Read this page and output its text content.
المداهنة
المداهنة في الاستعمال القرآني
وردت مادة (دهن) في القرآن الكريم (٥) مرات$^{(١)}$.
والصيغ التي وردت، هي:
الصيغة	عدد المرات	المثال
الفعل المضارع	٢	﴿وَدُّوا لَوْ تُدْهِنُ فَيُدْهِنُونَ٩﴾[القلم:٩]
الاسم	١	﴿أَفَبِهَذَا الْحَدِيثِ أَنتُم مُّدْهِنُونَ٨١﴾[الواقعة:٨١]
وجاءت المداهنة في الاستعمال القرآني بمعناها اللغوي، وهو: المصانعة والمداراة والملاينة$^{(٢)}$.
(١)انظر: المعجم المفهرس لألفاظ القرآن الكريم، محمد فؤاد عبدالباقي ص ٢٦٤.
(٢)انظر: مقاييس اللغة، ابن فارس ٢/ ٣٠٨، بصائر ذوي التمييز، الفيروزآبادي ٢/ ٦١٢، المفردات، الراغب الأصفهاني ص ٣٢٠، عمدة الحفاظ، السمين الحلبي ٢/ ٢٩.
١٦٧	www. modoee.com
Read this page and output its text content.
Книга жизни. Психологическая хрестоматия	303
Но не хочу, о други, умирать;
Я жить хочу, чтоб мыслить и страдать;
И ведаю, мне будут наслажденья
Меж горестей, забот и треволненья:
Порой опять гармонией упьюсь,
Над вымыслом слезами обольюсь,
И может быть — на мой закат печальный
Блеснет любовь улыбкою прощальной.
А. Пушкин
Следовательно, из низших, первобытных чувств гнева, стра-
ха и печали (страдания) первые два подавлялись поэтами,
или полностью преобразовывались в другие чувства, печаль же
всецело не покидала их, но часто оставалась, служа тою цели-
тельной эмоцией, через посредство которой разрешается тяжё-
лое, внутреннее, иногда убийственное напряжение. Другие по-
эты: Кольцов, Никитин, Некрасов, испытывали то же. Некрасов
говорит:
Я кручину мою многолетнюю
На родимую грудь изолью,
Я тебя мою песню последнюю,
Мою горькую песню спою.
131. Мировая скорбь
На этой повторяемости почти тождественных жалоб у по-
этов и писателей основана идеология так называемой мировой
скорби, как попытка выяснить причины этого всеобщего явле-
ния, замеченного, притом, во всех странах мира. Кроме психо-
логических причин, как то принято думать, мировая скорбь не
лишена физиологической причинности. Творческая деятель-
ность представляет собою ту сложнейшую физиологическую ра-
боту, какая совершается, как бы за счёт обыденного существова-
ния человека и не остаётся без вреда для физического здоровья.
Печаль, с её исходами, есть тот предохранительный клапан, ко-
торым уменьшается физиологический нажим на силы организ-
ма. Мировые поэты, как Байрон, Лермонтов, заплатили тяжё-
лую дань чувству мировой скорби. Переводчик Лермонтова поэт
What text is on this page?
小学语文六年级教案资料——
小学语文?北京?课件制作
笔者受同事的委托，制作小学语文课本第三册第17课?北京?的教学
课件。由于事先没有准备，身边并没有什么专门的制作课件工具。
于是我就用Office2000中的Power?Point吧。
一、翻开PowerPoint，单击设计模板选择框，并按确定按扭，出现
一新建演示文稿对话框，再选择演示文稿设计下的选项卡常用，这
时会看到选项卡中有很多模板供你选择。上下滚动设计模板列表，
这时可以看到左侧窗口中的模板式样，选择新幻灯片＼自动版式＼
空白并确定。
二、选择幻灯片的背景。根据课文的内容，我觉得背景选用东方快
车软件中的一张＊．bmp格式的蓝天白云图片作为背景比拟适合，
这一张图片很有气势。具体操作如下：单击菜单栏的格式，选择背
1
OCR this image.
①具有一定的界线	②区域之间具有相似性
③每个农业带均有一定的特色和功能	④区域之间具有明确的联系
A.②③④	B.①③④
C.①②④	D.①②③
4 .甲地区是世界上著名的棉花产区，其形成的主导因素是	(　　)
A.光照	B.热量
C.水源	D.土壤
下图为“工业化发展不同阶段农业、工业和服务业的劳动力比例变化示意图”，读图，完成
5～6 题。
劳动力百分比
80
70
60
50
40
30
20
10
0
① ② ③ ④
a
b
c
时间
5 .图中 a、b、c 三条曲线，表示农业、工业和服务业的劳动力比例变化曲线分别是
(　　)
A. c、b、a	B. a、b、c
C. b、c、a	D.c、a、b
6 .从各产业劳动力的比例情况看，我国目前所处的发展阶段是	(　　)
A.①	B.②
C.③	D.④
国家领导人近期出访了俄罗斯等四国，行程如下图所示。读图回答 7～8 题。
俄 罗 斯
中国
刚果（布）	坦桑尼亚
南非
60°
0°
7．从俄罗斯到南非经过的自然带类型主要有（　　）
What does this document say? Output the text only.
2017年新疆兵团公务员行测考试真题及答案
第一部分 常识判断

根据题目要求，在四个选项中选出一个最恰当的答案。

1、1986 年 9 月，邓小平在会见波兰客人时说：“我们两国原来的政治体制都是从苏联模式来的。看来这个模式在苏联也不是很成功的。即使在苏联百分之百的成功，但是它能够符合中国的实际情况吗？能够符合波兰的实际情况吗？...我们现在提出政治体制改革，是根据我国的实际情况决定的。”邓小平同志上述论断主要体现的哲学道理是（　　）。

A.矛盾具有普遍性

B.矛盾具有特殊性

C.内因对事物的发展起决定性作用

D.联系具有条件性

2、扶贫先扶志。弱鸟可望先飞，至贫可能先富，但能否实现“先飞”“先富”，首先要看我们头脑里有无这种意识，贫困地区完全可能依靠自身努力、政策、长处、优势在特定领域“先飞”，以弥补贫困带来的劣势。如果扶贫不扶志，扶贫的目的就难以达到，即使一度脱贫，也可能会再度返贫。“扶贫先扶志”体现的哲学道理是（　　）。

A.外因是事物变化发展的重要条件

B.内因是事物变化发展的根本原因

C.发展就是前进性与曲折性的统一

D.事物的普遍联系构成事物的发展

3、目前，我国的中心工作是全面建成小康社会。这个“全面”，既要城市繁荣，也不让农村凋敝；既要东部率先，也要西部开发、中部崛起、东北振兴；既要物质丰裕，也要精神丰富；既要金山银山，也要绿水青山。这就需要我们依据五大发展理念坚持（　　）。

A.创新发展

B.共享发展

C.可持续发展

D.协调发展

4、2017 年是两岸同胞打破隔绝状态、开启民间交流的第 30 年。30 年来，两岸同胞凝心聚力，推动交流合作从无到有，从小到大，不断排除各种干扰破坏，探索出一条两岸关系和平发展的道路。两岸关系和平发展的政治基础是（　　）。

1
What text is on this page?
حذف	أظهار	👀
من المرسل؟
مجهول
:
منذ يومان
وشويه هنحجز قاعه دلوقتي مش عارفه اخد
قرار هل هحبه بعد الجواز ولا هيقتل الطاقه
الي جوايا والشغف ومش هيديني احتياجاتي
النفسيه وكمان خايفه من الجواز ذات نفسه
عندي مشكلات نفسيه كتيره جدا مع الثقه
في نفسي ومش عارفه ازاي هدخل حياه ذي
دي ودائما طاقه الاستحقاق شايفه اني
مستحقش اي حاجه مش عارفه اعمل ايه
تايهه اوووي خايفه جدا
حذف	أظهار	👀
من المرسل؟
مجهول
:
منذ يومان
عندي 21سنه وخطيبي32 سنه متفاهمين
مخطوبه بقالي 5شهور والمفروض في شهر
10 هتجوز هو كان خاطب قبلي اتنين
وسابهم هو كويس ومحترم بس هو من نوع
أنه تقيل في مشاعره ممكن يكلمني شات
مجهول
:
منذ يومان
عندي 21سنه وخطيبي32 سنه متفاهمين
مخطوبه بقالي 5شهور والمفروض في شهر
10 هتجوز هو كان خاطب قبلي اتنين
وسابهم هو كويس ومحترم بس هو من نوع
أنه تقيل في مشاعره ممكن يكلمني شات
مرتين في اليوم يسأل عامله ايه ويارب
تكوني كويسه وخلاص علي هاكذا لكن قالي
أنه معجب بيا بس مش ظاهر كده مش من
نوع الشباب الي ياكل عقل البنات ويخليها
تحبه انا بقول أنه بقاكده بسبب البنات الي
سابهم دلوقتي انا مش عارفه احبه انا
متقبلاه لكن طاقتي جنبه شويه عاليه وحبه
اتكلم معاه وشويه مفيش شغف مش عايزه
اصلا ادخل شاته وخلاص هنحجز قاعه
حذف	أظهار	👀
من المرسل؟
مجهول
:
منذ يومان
= = = =
Compute the number of lines above that contain the string "الكريم". Reply with that value only.

> **RESPONSE**
2